- [SET TASK]
Print the data exactly, leaving nothing out.

[Records that describe figures]
#####
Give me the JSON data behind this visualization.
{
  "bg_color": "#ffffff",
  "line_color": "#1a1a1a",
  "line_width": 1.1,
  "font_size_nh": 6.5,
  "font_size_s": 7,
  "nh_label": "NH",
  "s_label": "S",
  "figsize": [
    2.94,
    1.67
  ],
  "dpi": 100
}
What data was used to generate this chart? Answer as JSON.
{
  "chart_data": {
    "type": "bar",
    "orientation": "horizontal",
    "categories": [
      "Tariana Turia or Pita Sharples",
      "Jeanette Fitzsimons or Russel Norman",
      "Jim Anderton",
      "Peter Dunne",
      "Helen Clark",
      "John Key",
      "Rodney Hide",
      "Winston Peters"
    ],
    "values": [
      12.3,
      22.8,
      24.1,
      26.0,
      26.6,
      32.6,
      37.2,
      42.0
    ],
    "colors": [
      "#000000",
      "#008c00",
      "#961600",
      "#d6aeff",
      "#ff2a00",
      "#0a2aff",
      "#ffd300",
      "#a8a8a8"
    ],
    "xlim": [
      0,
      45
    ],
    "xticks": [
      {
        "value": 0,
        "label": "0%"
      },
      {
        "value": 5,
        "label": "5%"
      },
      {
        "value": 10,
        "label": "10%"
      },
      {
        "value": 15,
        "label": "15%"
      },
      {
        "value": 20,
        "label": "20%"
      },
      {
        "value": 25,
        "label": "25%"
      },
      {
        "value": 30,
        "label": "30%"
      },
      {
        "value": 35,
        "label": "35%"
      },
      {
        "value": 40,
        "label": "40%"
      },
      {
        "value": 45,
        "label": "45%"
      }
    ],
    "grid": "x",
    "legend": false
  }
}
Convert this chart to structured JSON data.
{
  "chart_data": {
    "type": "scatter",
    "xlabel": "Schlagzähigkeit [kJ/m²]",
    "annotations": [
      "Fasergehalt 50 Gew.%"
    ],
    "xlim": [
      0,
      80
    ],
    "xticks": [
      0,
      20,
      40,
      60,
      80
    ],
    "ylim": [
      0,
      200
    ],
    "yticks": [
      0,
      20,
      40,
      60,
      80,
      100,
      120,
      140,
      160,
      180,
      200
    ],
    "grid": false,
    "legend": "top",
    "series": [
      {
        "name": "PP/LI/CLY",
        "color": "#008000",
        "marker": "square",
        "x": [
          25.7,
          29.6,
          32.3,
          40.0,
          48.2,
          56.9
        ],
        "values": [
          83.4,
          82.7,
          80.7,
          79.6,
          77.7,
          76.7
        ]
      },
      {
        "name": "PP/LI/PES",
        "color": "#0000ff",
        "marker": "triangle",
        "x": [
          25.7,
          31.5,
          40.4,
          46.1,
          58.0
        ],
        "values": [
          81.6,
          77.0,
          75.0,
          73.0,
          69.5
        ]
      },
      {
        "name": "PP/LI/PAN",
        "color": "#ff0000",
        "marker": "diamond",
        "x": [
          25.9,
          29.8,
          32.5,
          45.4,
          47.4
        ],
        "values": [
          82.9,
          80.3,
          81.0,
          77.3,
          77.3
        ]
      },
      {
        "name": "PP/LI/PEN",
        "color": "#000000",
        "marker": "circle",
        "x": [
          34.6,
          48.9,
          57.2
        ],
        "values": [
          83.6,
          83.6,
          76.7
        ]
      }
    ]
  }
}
#####
- [RESPONSE TO THIS EXERCISE]
Give me the JSON data behind this visualization.
{
  "bg_color": "#ffffff",
  "line_color": "#1a1a1a",
  "line_width": 1.1,
  "font_size_nh": 6.5,
  "font_size_s": 7,
  "nh_label": "NH",
  "s_label": "S",
  "figsize": [
    2.94,
    1.67
  ],
  "dpi": 100
}
What data was used to generate this chart? Answer as JSON.
{
  "chart_data": {
    "type": "bar",
    "orientation": "horizontal",
    "categories": [
      "Tariana Turia or Pita Sharples",
      "Jeanette Fitzsimons or Russel Norman",
      "Jim Anderton",
      "Peter Dunne",
      "Helen Clark",
      "John Key",
      "Rodney Hide",
      "Winston Peters"
    ],
    "values": [
      12.3,
      22.8,
      24.1,
      26.0,
      26.6,
      32.6,
      37.2,
      42.0
    ],
    "colors": [
      "#000000",
      "#008c00",
      "#961600",
      "#d6aeff",
      "#ff2a00",
      "#0a2aff",
      "#ffd300",
      "#a8a8a8"
    ],
    "xlim": [
      0,
      45
    ],
    "xticks": [
      {
        "value": 0,
        "label": "0%"
      },
      {
        "value": 5,
        "label": "5%"
      },
      {
        "value": 10,
        "label": "10%"
      },
      {
        "value": 15,
        "label": "15%"
      },
      {
        "value": 20,
        "label": "20%"
      },
      {
        "value": 25,
        "label": "25%"
      },
      {
        "value": 30,
        "label": "30%"
      },
      {
        "value": 35,
        "label": "35%"
      },
      {
        "value": 40,
        "label": "40%"
      },
      {
        "value": 45,
        "label": "45%"
      }
    ],
    "grid": "x",
    "legend": false
  }
}
Convert this chart to structured JSON data.
{
  "chart_data": {
    "type": "scatter",
    "xlabel": "Schlagzähigkeit [kJ/m²]",
    "annotations": [
      "Fasergehalt 50 Gew.%"
    ],
    "xlim": [
      0,
      80
    ],
    "xticks": [
      0,
      20,
      40,
      60,
      80
    ],
    "ylim": [
      0,
      200
    ],
    "yticks": [
      0,
      20,
      40,
      60,
      80,
      100,
      120,
      140,
      160,
      180,
      200
    ],
    "grid": false,
    "legend": "top",
    "series": [
      {
        "name": "PP/LI/CLY",
        "color": "#008000",
        "marker": "square",
        "x": [
          25.7,
          29.6,
          32.3,
          40.0,
          48.2,
          56.9
        ],
        "values": [
          83.4,
          82.7,
          80.7,
          79.6,
          77.7,
          76.7
        ]
      },
      {
        "name": "PP/LI/PES",
        "color": "#0000ff",
        "marker": "triangle",
        "x": [
          25.7,
          31.5,
          40.4,
          46.1,
          58.0
        ],
        "values": [
          81.6,
          77.0,
          75.0,
          73.0,
          69.5
        ]
      },
      {
        "name": "PP/LI/PAN",
        "color": "#ff0000",
        "marker": "diamond",
        "x": [
          25.9,
          29.8,
          32.5,
          45.4,
          47.4
        ],
        "values": [
          82.9,
          80.3,
          81.0,
          77.3,
          77.3
        ]
      },
      {
        "name": "PP/LI/PEN",
        "color": "#000000",
        "marker": "circle",
        "x": [
          34.6,
          48.9,
          57.2
        ],
        "values": [
          83.6,
          83.6,
          76.7
        ]
      }
    ]
  }
}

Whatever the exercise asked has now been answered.